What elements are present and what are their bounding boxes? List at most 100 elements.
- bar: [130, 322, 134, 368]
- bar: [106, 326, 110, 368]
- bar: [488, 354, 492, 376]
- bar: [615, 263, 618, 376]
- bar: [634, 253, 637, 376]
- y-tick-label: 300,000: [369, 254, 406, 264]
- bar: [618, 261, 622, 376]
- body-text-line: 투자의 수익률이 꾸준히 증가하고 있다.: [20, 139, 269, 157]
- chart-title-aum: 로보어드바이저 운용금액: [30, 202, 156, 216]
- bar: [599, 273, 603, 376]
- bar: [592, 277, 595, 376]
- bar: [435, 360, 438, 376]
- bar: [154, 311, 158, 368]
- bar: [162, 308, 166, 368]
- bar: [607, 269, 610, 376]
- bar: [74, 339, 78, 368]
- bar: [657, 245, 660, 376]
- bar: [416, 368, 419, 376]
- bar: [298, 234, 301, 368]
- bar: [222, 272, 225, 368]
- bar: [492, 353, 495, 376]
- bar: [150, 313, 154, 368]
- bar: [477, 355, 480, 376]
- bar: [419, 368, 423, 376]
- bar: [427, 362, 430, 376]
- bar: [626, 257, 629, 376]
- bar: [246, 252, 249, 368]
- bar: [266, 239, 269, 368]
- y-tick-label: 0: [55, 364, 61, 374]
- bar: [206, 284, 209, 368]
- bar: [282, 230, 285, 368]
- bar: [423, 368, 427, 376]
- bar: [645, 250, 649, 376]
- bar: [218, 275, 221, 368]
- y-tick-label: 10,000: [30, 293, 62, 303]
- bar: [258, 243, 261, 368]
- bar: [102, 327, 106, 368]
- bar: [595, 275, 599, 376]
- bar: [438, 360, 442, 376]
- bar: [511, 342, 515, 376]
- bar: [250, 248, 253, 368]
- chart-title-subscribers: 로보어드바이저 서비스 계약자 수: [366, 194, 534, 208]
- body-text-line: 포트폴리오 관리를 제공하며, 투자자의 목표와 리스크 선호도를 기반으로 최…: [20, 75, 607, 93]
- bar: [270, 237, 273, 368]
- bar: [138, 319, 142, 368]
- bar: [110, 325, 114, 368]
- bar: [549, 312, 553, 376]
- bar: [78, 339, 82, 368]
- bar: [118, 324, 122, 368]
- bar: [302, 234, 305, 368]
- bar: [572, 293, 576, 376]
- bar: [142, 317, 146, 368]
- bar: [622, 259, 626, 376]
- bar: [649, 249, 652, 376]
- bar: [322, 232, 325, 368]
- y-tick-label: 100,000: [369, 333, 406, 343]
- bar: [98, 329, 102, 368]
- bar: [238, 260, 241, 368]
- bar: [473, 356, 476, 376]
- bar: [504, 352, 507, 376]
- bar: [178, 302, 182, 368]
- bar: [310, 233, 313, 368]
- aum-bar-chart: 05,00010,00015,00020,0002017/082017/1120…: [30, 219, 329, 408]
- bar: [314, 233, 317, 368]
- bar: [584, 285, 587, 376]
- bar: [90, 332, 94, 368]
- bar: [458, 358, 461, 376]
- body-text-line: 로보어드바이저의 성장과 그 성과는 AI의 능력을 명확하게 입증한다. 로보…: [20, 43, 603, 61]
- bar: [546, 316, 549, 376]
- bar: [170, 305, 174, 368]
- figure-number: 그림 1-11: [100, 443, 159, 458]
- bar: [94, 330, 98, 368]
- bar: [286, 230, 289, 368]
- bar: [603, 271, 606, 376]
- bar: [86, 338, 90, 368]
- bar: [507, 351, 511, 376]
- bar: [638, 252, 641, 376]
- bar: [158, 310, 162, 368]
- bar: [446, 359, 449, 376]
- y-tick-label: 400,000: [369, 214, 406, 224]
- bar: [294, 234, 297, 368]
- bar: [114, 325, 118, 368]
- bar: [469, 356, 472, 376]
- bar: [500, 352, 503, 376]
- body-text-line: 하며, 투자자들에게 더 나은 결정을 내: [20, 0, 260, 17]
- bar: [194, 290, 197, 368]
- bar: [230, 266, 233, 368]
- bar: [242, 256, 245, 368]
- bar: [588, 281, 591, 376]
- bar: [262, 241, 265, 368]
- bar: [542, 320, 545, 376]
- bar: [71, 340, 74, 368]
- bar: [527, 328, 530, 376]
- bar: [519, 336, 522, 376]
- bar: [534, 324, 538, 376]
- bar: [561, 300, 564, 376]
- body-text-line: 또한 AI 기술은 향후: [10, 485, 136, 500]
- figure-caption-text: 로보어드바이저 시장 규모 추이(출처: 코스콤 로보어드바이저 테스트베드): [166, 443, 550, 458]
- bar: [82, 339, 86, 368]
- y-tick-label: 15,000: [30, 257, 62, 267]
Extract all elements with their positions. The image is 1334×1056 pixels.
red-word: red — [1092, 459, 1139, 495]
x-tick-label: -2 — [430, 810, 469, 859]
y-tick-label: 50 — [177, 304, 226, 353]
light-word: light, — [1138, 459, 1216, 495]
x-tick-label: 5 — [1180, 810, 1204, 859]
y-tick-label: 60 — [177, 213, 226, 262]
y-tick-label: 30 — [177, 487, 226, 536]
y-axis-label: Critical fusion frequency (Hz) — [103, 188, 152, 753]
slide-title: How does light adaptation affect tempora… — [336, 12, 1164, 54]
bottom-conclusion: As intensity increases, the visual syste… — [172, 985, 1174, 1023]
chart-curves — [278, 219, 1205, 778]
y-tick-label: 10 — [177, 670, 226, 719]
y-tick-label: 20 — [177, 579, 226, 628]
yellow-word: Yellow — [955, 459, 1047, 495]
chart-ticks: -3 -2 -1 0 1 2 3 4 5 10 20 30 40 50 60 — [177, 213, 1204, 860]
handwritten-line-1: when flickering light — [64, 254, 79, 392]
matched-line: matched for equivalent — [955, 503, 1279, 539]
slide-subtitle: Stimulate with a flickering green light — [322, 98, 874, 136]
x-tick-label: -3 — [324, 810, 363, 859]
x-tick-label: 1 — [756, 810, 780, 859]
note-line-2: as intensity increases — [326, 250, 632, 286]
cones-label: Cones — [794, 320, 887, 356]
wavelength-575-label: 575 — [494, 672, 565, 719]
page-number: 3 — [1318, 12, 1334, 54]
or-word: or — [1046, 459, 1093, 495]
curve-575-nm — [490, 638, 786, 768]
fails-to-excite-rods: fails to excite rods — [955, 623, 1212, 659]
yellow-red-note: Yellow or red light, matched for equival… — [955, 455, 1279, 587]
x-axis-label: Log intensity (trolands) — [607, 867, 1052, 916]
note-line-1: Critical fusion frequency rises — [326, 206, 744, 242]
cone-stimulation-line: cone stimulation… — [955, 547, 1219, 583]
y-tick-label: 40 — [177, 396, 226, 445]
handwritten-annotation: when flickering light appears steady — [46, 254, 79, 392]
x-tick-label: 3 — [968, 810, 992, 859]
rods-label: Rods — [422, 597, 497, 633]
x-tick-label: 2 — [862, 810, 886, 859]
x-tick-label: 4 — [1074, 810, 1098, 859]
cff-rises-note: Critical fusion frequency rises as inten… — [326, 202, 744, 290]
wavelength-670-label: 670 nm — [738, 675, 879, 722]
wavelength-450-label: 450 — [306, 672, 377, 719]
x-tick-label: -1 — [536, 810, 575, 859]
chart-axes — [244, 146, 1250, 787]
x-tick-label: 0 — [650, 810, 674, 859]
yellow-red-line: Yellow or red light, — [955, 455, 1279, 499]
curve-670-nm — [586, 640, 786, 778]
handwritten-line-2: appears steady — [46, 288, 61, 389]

==================================================

= What is required =
Can you set down every line of all the records above, word for word and without changes?

= Answer to the exercise =
What elements are present and what are their bounding boxes? List at most 100 elements.
- bar: [130, 322, 134, 368]
- bar: [106, 326, 110, 368]
- bar: [488, 354, 492, 376]
- bar: [615, 263, 618, 376]
- bar: [634, 253, 637, 376]
- y-tick-label: 300,000: [369, 254, 406, 264]
- bar: [618, 261, 622, 376]
- body-text-line: 투자의 수익률이 꾸준히 증가하고 있다.: [20, 139, 269, 157]
- chart-title-aum: 로보어드바이저 운용금액: [30, 202, 156, 216]
- bar: [599, 273, 603, 376]
- bar: [592, 277, 595, 376]
- bar: [435, 360, 438, 376]
- bar: [154, 311, 158, 368]
- bar: [162, 308, 166, 368]
- bar: [607, 269, 610, 376]
- bar: [74, 339, 78, 368]
- bar: [657, 245, 660, 376]
- bar: [416, 368, 419, 376]
- bar: [298, 234, 301, 368]
- bar: [222, 272, 225, 368]
- bar: [492, 353, 495, 376]
- bar: [150, 313, 154, 368]
- bar: [477, 355, 480, 376]
- bar: [419, 368, 423, 376]
- bar: [427, 362, 430, 376]
- bar: [626, 257, 629, 376]
- bar: [246, 252, 249, 368]
- bar: [266, 239, 269, 368]
- y-tick-label: 0: [55, 364, 61, 374]
- bar: [206, 284, 209, 368]
- bar: [282, 230, 285, 368]
- bar: [423, 368, 427, 376]
- bar: [645, 250, 649, 376]
- bar: [218, 275, 221, 368]
- y-tick-label: 10,000: [30, 293, 62, 303]
- bar: [258, 243, 261, 368]
- bar: [102, 327, 106, 368]
- bar: [595, 275, 599, 376]
- bar: [438, 360, 442, 376]
- bar: [511, 342, 515, 376]
- bar: [250, 248, 253, 368]
- chart-title-subscribers: 로보어드바이저 서비스 계약자 수: [366, 194, 534, 208]
- body-text-line: 포트폴리오 관리를 제공하며, 투자자의 목표와 리스크 선호도를 기반으로 최…: [20, 75, 607, 93]
- bar: [270, 237, 273, 368]
- bar: [138, 319, 142, 368]
- bar: [110, 325, 114, 368]
- bar: [549, 312, 553, 376]
- bar: [78, 339, 82, 368]
- bar: [118, 324, 122, 368]
- bar: [302, 234, 305, 368]
- bar: [572, 293, 576, 376]
- bar: [142, 317, 146, 368]
- bar: [622, 259, 626, 376]
- bar: [649, 249, 652, 376]
- bar: [322, 232, 325, 368]
- y-tick-label: 100,000: [369, 333, 406, 343]
- bar: [98, 329, 102, 368]
- bar: [238, 260, 241, 368]
- bar: [473, 356, 476, 376]
- bar: [504, 352, 507, 376]
- bar: [178, 302, 182, 368]
- bar: [310, 233, 313, 368]
- aum-bar-chart: 05,00010,00015,00020,0002017/082017/1120…: [30, 219, 329, 408]
- bar: [314, 233, 317, 368]
- bar: [584, 285, 587, 376]
- bar: [90, 332, 94, 368]
- bar: [458, 358, 461, 376]
- body-text-line: 로보어드바이저의 성장과 그 성과는 AI의 능력을 명확하게 입증한다. 로보…: [20, 43, 603, 61]
- bar: [546, 316, 549, 376]
- bar: [170, 305, 174, 368]
- figure-number: 그림 1-11: [100, 443, 159, 458]
- bar: [94, 330, 98, 368]
- bar: [286, 230, 289, 368]
- bar: [603, 271, 606, 376]
- bar: [86, 338, 90, 368]
- bar: [507, 351, 511, 376]
- bar: [638, 252, 641, 376]
- bar: [158, 310, 162, 368]
- bar: [446, 359, 449, 376]
- y-tick-label: 400,000: [369, 214, 406, 224]
- bar: [294, 234, 297, 368]
- bar: [114, 325, 118, 368]
- bar: [469, 356, 472, 376]
- bar: [500, 352, 503, 376]
- body-text-line: 하며, 투자자들에게 더 나은 결정을 내: [20, 0, 260, 17]
- bar: [194, 290, 197, 368]
- bar: [230, 266, 233, 368]
- bar: [242, 256, 245, 368]
- bar: [588, 281, 591, 376]
- bar: [262, 241, 265, 368]
- bar: [542, 320, 545, 376]
- bar: [71, 340, 74, 368]
- bar: [527, 328, 530, 376]
- bar: [519, 336, 522, 376]
- bar: [534, 324, 538, 376]
- bar: [561, 300, 564, 376]
- body-text-line: 또한 AI 기술은 향후: [10, 485, 136, 500]
- figure-caption-text: 로보어드바이저 시장 규모 추이(출처: 코스콤 로보어드바이저 테스트베드): [166, 443, 550, 458]
- bar: [82, 339, 86, 368]
- y-tick-label: 15,000: [30, 257, 62, 267]
Extract all elements with their positions. The image is 1334×1056 pixels.
red-word: red — [1092, 459, 1139, 495]
x-tick-label: -2 — [430, 810, 469, 859]
y-tick-label: 50 — [177, 304, 226, 353]
light-word: light, — [1138, 459, 1216, 495]
x-tick-label: 5 — [1180, 810, 1204, 859]
y-tick-label: 60 — [177, 213, 226, 262]
y-tick-label: 30 — [177, 487, 226, 536]
y-axis-label: Critical fusion frequency (Hz) — [103, 188, 152, 753]
slide-title: How does light adaptation affect tempora… — [336, 12, 1164, 54]
bottom-conclusion: As intensity increases, the visual syste… — [172, 985, 1174, 1023]
chart-curves — [278, 219, 1205, 778]
y-tick-label: 10 — [177, 670, 226, 719]
y-tick-label: 20 — [177, 579, 226, 628]
yellow-word: Yellow — [955, 459, 1047, 495]
chart-ticks: -3 -2 -1 0 1 2 3 4 5 10 20 30 40 50 60 — [177, 213, 1204, 860]
handwritten-line-1: when flickering light — [64, 254, 79, 392]
matched-line: matched for equivalent — [955, 503, 1279, 539]
slide-subtitle: Stimulate with a flickering green light — [322, 98, 874, 136]
x-tick-label: -3 — [324, 810, 363, 859]
x-tick-label: 1 — [756, 810, 780, 859]
note-line-2: as intensity increases — [326, 250, 632, 286]
cones-label: Cones — [794, 320, 887, 356]
wavelength-575-label: 575 — [494, 672, 565, 719]
page-number: 3 — [1318, 12, 1334, 54]
or-word: or — [1046, 459, 1093, 495]
curve-575-nm — [490, 638, 786, 768]
fails-to-excite-rods: fails to excite rods — [955, 623, 1212, 659]
yellow-red-note: Yellow or red light, matched for equival… — [955, 455, 1279, 587]
x-axis-label: Log intensity (trolands) — [607, 867, 1052, 916]
note-line-1: Critical fusion frequency rises — [326, 206, 744, 242]
cone-stimulation-line: cone stimulation… — [955, 547, 1219, 583]
y-tick-label: 40 — [177, 396, 226, 445]
handwritten-annotation: when flickering light appears steady — [46, 254, 79, 392]
x-tick-label: 3 — [968, 810, 992, 859]
rods-label: Rods — [422, 597, 497, 633]
x-tick-label: 2 — [862, 810, 886, 859]
x-tick-label: 4 — [1074, 810, 1098, 859]
cff-rises-note: Critical fusion frequency rises as inten… — [326, 202, 744, 290]
wavelength-670-label: 670 nm — [738, 675, 879, 722]
wavelength-450-label: 450 — [306, 672, 377, 719]
x-tick-label: -1 — [536, 810, 575, 859]
chart-axes — [244, 146, 1250, 787]
x-tick-label: 0 — [650, 810, 674, 859]
yellow-red-line: Yellow or red light, — [955, 455, 1279, 499]
curve-670-nm — [586, 640, 786, 778]
handwritten-line-2: appears steady — [46, 288, 61, 389]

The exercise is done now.